[Instruction]
For the records below, give the count of lines holding the word "concentrate" and nothing more.

■ ■ ■ ■ ■ ■ ■

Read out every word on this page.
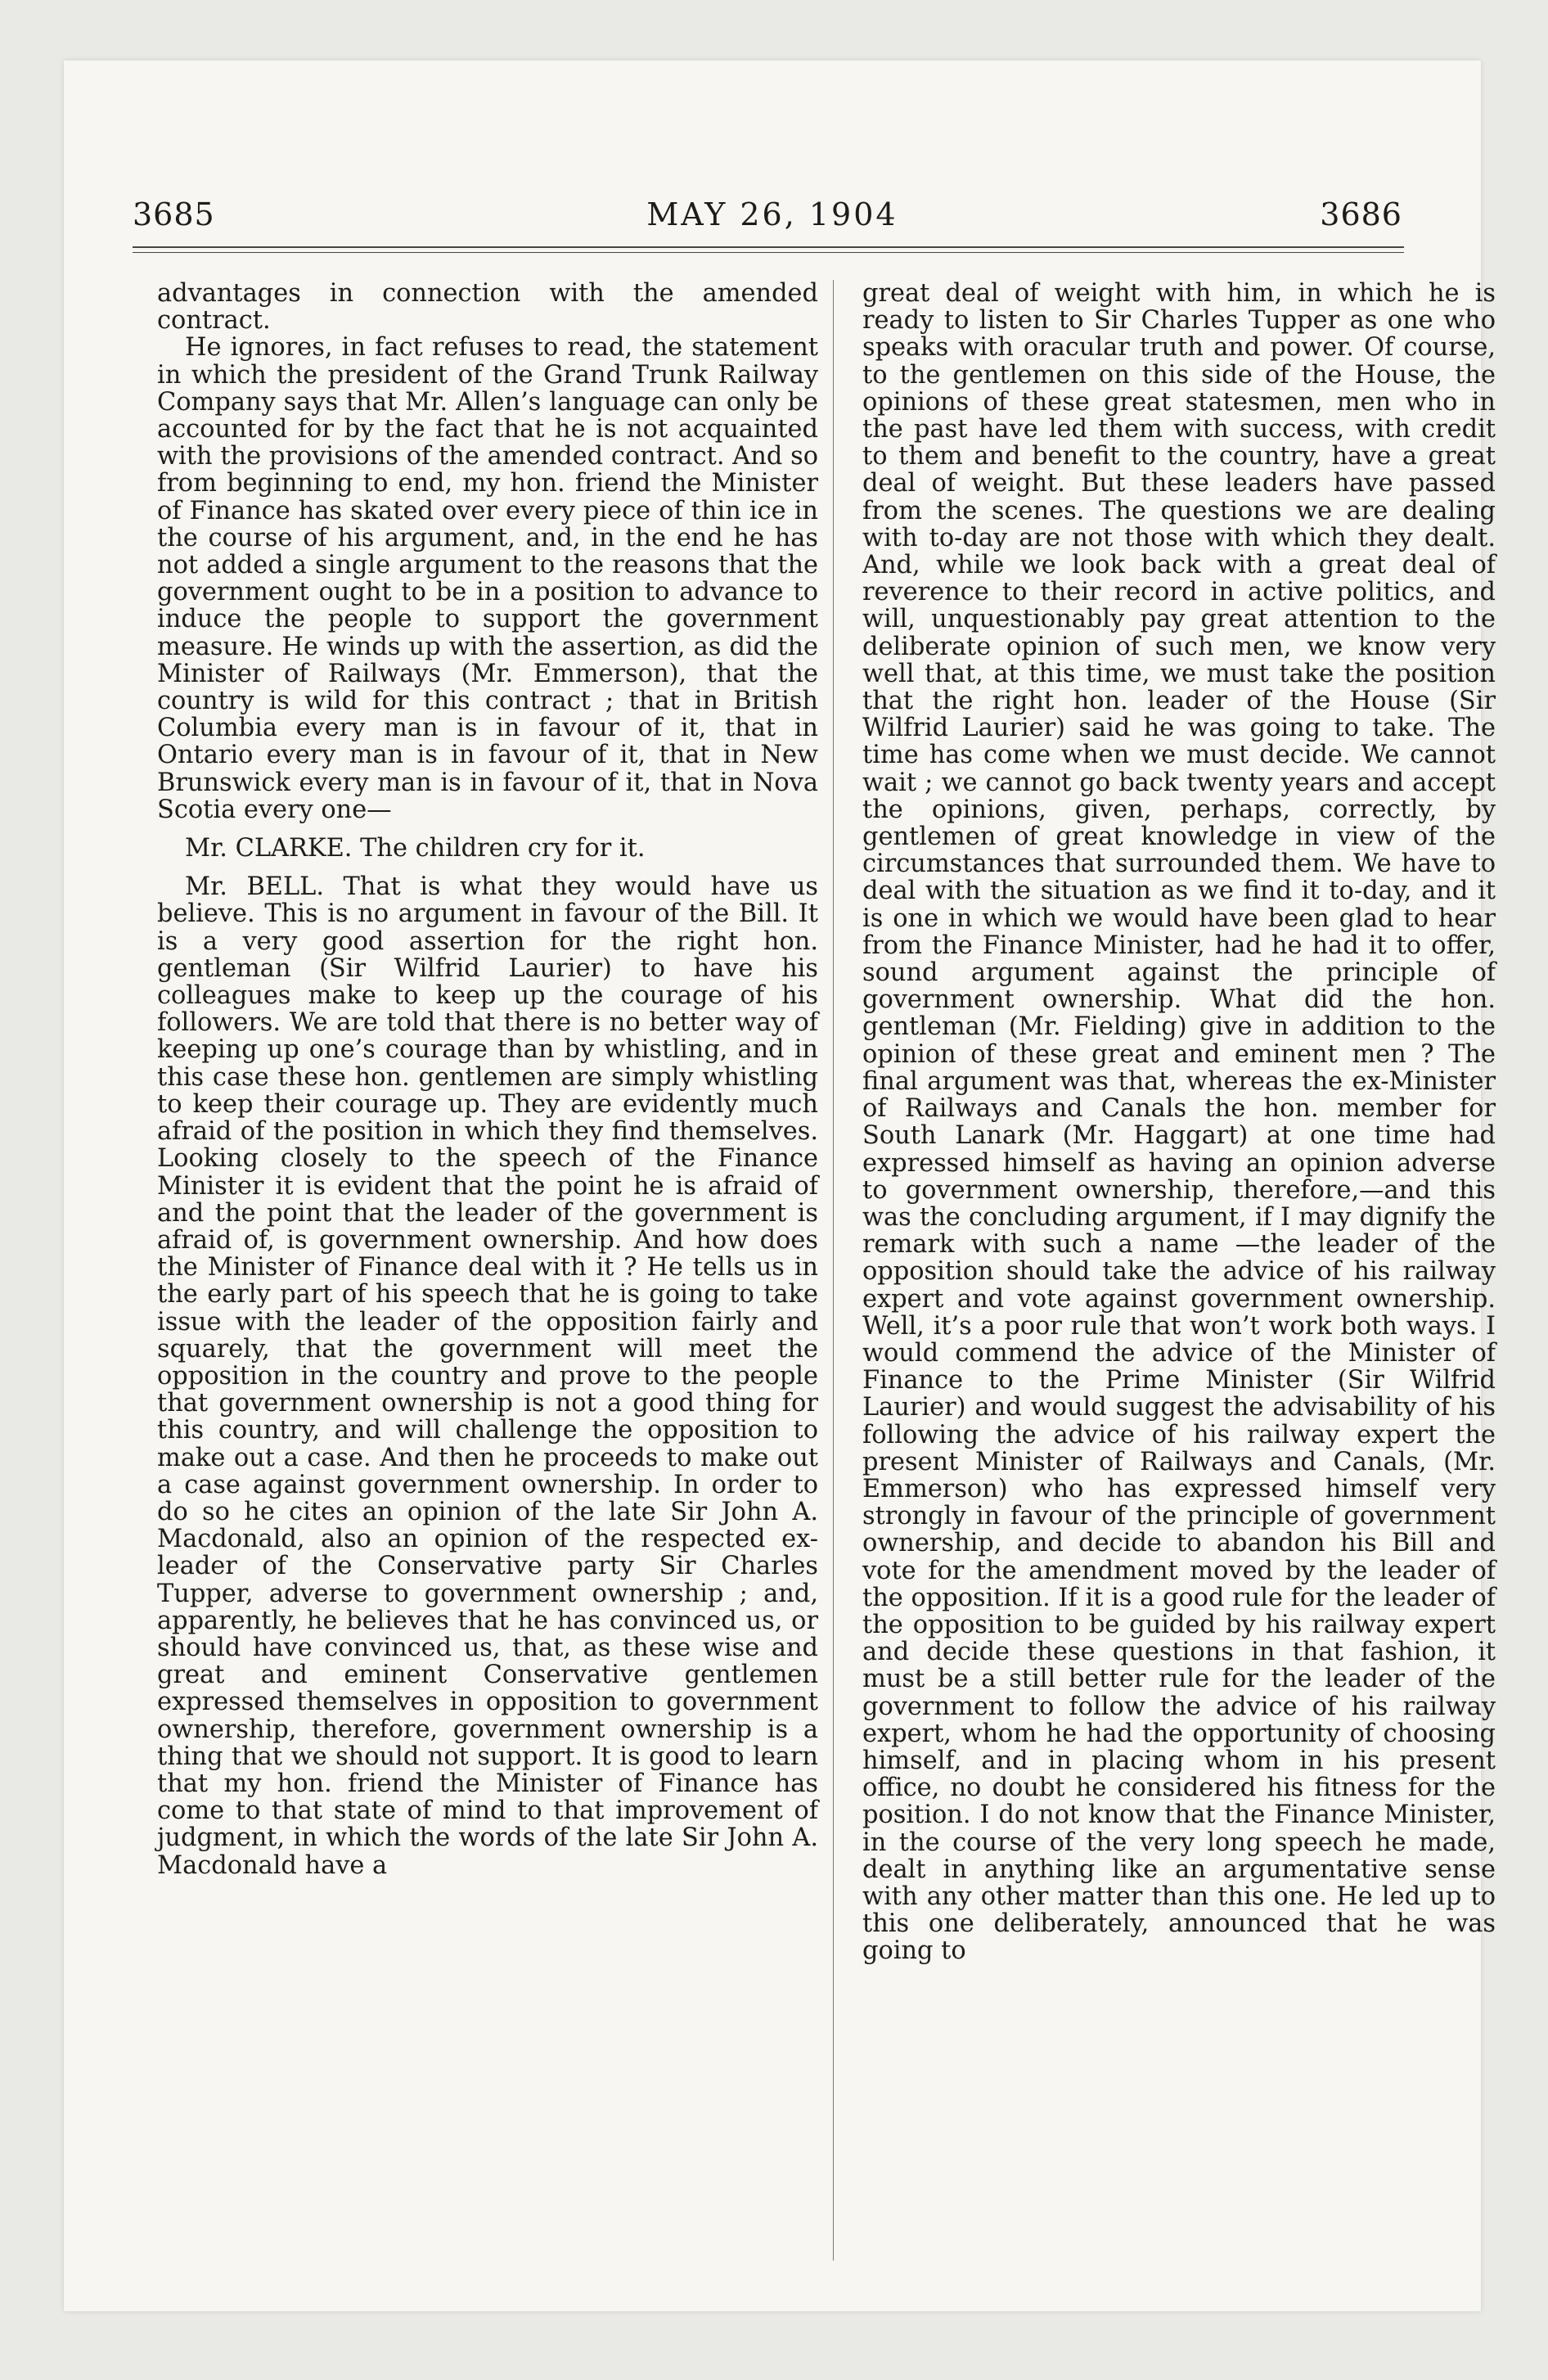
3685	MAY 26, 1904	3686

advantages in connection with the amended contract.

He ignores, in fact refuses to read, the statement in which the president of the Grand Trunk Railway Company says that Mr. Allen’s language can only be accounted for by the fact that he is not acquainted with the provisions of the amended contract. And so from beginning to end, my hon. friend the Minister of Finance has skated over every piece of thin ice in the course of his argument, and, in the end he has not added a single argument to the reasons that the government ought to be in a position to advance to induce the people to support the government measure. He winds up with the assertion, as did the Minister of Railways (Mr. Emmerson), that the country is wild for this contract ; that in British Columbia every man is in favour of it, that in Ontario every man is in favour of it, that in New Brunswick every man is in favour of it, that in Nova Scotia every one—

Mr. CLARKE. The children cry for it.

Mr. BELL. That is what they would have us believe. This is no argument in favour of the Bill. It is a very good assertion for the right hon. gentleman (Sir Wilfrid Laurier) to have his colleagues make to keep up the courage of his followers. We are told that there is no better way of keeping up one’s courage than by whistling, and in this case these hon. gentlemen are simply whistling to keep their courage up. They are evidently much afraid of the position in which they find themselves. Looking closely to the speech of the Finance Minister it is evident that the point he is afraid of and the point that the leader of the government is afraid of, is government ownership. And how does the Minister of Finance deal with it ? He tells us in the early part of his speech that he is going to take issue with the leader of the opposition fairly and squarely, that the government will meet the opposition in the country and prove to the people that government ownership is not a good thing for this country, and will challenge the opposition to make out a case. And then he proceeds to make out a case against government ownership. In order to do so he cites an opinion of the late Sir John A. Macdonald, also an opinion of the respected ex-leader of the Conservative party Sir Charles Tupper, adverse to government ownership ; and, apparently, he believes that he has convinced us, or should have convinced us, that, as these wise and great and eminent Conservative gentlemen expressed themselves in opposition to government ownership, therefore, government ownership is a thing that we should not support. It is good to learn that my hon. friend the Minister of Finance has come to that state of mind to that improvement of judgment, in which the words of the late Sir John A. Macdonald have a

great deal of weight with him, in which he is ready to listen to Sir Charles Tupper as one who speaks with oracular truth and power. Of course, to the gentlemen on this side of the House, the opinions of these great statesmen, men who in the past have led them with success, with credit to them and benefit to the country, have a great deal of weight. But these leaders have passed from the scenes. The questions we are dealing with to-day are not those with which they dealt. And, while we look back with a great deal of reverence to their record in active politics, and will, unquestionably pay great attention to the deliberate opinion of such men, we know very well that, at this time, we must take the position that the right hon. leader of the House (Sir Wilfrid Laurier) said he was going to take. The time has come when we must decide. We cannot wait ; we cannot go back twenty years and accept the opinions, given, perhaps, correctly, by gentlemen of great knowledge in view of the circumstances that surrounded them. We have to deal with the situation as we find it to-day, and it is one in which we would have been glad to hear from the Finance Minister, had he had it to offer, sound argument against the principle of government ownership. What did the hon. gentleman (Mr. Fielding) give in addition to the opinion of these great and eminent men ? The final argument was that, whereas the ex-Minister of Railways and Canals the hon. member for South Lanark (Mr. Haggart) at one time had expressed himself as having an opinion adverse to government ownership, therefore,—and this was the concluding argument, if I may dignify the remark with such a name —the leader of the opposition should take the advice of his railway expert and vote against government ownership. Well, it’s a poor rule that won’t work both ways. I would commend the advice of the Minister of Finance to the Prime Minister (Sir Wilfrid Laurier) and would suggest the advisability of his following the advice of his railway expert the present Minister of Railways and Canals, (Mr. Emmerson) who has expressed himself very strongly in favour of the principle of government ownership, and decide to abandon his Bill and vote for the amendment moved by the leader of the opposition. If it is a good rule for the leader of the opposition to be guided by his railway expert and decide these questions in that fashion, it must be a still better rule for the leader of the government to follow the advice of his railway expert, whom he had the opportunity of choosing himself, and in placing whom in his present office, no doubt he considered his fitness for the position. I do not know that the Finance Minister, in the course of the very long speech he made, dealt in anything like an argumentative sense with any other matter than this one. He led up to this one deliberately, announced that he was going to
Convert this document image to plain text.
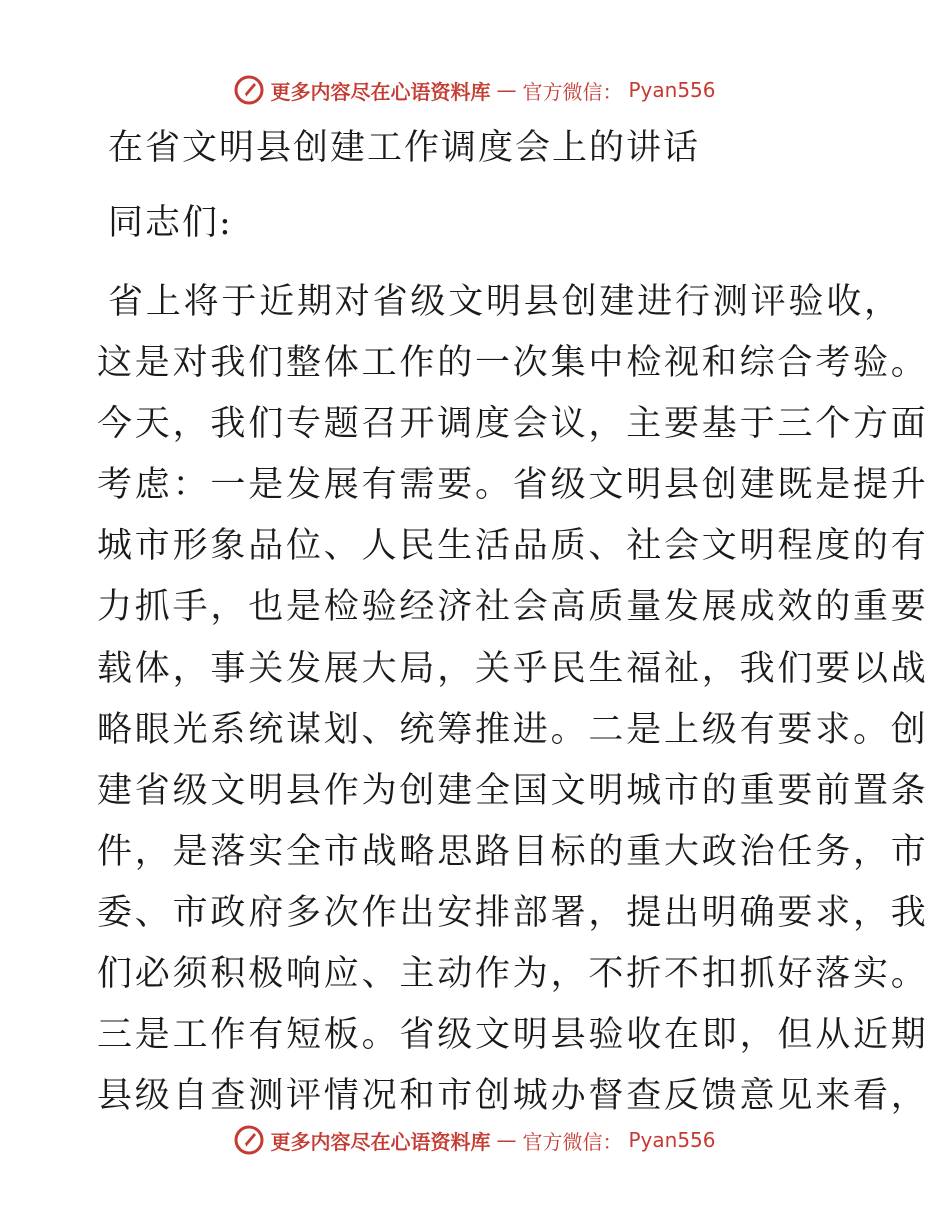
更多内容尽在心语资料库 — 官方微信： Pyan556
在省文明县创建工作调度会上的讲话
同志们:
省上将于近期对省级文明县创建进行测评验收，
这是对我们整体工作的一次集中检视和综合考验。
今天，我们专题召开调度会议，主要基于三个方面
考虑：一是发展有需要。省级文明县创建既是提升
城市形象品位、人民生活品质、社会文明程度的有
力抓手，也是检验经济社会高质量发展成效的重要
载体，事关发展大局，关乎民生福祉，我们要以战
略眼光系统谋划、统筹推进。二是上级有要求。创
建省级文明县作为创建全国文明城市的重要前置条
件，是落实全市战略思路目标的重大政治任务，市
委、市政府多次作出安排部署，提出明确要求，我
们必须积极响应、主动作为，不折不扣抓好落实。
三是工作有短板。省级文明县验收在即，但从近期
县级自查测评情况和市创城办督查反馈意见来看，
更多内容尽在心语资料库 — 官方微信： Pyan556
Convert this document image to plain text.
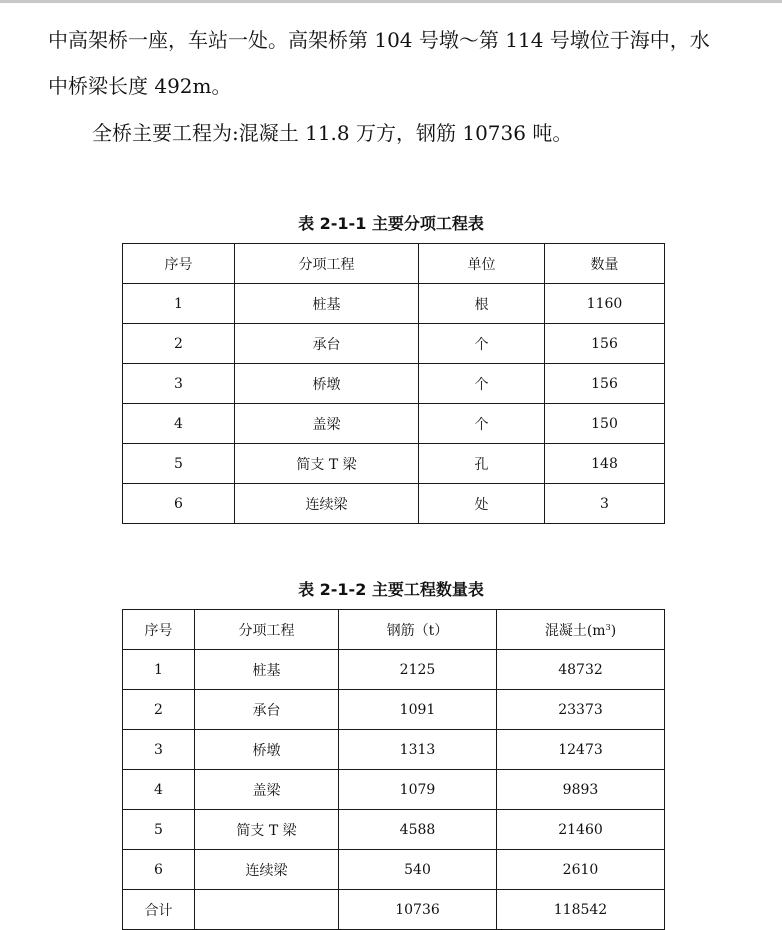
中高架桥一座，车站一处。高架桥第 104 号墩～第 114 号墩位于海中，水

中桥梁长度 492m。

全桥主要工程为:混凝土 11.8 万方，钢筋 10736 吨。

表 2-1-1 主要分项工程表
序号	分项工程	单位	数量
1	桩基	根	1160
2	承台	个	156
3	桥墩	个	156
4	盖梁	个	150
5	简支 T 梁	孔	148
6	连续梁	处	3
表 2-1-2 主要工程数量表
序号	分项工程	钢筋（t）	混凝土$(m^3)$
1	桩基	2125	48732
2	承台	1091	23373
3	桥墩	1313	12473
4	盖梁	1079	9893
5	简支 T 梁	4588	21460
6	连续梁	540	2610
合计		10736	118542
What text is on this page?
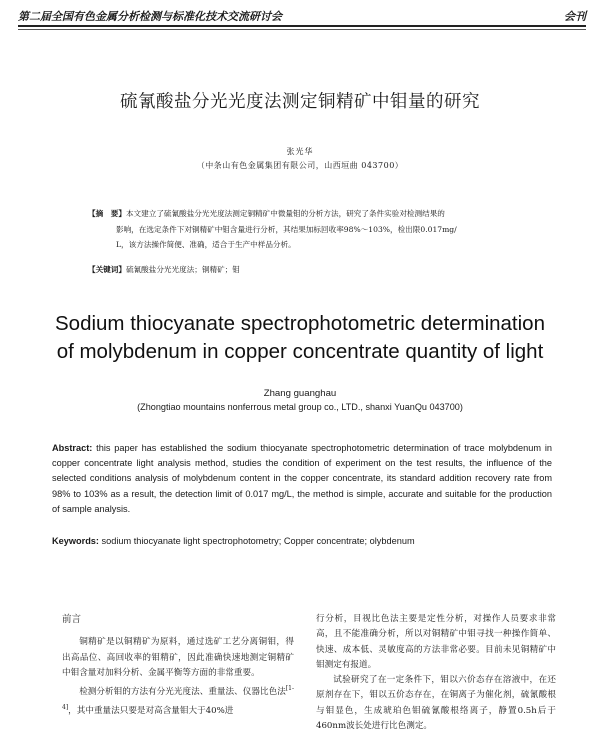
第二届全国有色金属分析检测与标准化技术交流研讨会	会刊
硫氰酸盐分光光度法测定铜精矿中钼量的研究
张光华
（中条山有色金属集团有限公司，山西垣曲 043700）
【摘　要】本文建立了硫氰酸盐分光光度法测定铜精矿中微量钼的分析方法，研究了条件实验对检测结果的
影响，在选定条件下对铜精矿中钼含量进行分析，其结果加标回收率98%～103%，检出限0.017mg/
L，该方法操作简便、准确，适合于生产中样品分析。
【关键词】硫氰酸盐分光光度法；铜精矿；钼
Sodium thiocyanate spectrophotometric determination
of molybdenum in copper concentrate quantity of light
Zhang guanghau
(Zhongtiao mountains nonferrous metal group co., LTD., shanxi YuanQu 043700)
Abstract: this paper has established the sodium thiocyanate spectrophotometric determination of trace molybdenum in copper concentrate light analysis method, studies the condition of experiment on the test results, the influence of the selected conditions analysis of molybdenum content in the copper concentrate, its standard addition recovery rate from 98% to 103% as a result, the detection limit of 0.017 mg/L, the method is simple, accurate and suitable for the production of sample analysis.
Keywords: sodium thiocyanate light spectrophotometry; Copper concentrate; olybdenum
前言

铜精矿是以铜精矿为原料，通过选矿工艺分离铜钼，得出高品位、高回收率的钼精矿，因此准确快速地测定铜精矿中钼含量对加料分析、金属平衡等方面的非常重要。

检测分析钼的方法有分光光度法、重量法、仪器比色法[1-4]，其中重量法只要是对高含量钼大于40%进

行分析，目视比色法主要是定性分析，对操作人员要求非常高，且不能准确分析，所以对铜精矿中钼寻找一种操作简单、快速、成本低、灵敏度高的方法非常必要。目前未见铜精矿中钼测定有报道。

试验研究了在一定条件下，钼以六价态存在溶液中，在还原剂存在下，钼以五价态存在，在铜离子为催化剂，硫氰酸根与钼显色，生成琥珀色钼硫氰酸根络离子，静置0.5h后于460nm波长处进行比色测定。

■ ■ ■ ■ ■ ■ ■

[Solved problem]
3